DATASET RECORDS =>
:::::
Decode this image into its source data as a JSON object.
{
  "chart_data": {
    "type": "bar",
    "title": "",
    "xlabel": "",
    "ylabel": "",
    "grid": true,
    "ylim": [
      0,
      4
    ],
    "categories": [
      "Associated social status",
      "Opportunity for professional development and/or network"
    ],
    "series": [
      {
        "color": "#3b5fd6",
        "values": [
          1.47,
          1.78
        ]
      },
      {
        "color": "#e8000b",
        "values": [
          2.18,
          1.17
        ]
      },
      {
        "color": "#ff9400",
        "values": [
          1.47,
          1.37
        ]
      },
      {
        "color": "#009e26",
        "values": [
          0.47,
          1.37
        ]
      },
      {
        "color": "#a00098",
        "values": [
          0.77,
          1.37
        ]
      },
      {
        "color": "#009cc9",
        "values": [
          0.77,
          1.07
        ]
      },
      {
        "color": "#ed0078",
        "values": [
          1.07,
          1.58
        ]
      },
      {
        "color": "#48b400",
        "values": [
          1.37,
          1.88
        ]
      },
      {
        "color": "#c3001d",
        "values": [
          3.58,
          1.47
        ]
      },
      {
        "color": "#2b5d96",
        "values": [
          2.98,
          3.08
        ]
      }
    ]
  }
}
:::::
THE REQUEST =>
Copy down every line of the entries containing the word "color".

TASK OUTPUT =>
        "color": "#3b5fd6",
        "color": "#e8000b",
        "color": "#ff9400",
        "color": "#009e26",
        "color": "#a00098",
        "color": "#009cc9",
        "color": "#ed0078",
        "color": "#48b400",
        "color": "#c3001d",
        "color": "#2b5d96",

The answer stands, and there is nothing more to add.